Records from a dataset
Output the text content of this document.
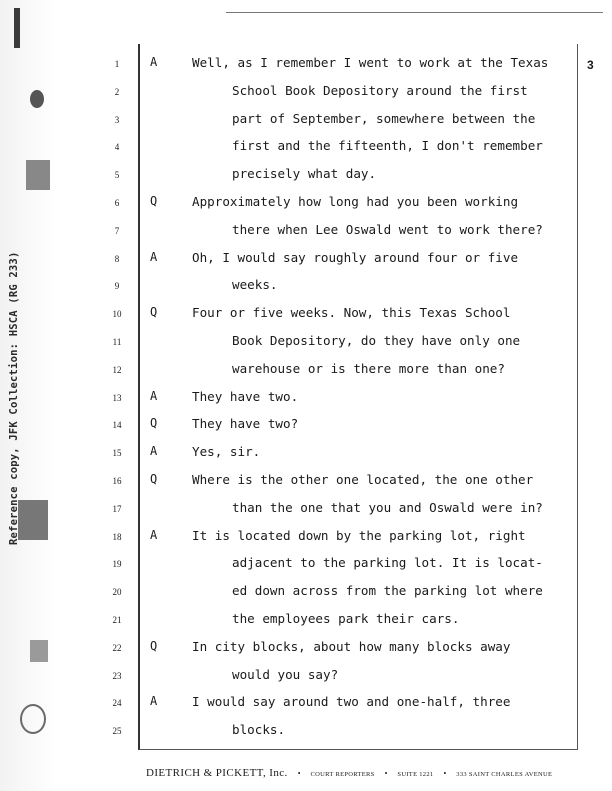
Reference copy, JFK Collection: HSCA (RG 233)
3
1	A	Well, as I remember I went to work at the Texas
2	School Book Depository around the first
3	part of September, somewhere between the
4	first and the fifteenth, I don't remember
5	precisely what day.
6	Q	Approximately how long had you been working
7	there when Lee Oswald went to work there?
8	A	Oh, I would say roughly around four or five
9	weeks.
10	Q	Four or five weeks. Now, this Texas School
11	Book Depository, do they have only one
12	warehouse or is there more than one?
13	A	They have two.
14	Q	They have two?
15	A	Yes, sir.
16	Q	Where is the other one located, the one other
17	than the one that you and Oswald were in?
18	A	It is located down by the parking lot, right
19	adjacent to the parking lot. It is locat-
20	ed down across from the parking lot where
21	the employees park their cars.
22	Q	In city blocks, about how many blocks away
23	would you say?
24	A	I would say around two and one-half, three
25	blocks.
DIETRICH & PICKETT, Inc. • COURT REPORTERS • SUITE 1221 • 333 SAINT CHARLES AVENUE
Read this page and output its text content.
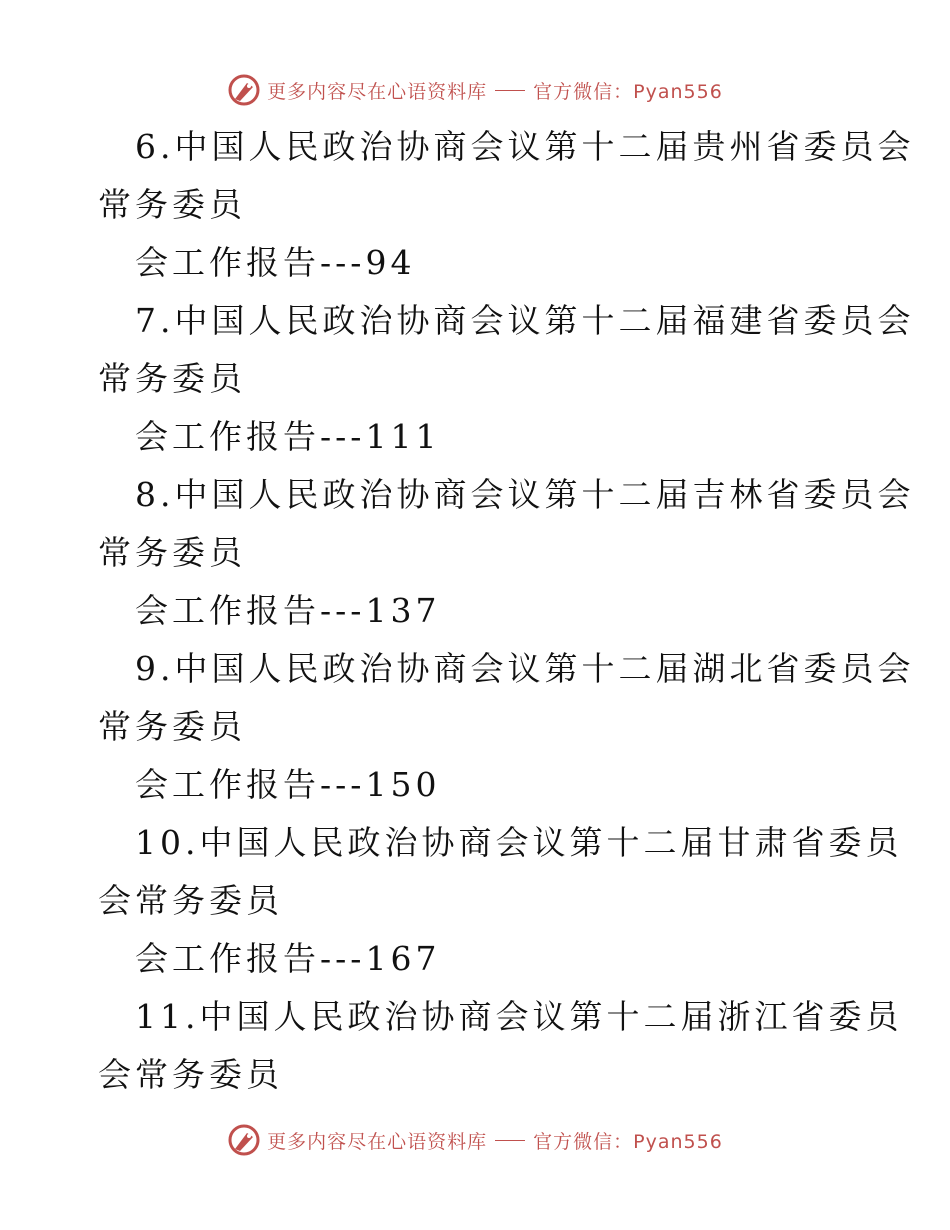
更多内容尽在心语资料库 官方微信：Pyan556
6.中国人民政治协商会议第十二届贵州省委员会
常务委员
会工作报告---94
7.中国人民政治协商会议第十二届福建省委员会
常务委员
会工作报告---111
8.中国人民政治协商会议第十二届吉林省委员会
常务委员
会工作报告---137
9.中国人民政治协商会议第十二届湖北省委员会
常务委员
会工作报告---150
10.中国人民政治协商会议第十二届甘肃省委员
会常务委员
会工作报告---167
11.中国人民政治协商会议第十二届浙江省委员
会常务委员
更多内容尽在心语资料库 官方微信：Pyan556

Task to carry out ▸
Give back word for word the lines from the one containing "Read this page and output its text content." through the final line of the data above. Pictures are to be left out.

Problem solution ▸
Read this page and output its text content.
更多内容尽在心语资料库 官方微信：Pyan556
6.中国人民政治协商会议第十二届贵州省委员会
常务委员
会工作报告---94
7.中国人民政治协商会议第十二届福建省委员会
常务委员
会工作报告---111
8.中国人民政治协商会议第十二届吉林省委员会
常务委员
会工作报告---137
9.中国人民政治协商会议第十二届湖北省委员会
常务委员
会工作报告---150
10.中国人民政治协商会议第十二届甘肃省委员
会常务委员
会工作报告---167
11.中国人民政治协商会议第十二届浙江省委员
会常务委员
更多内容尽在心语资料库 官方微信：Pyan556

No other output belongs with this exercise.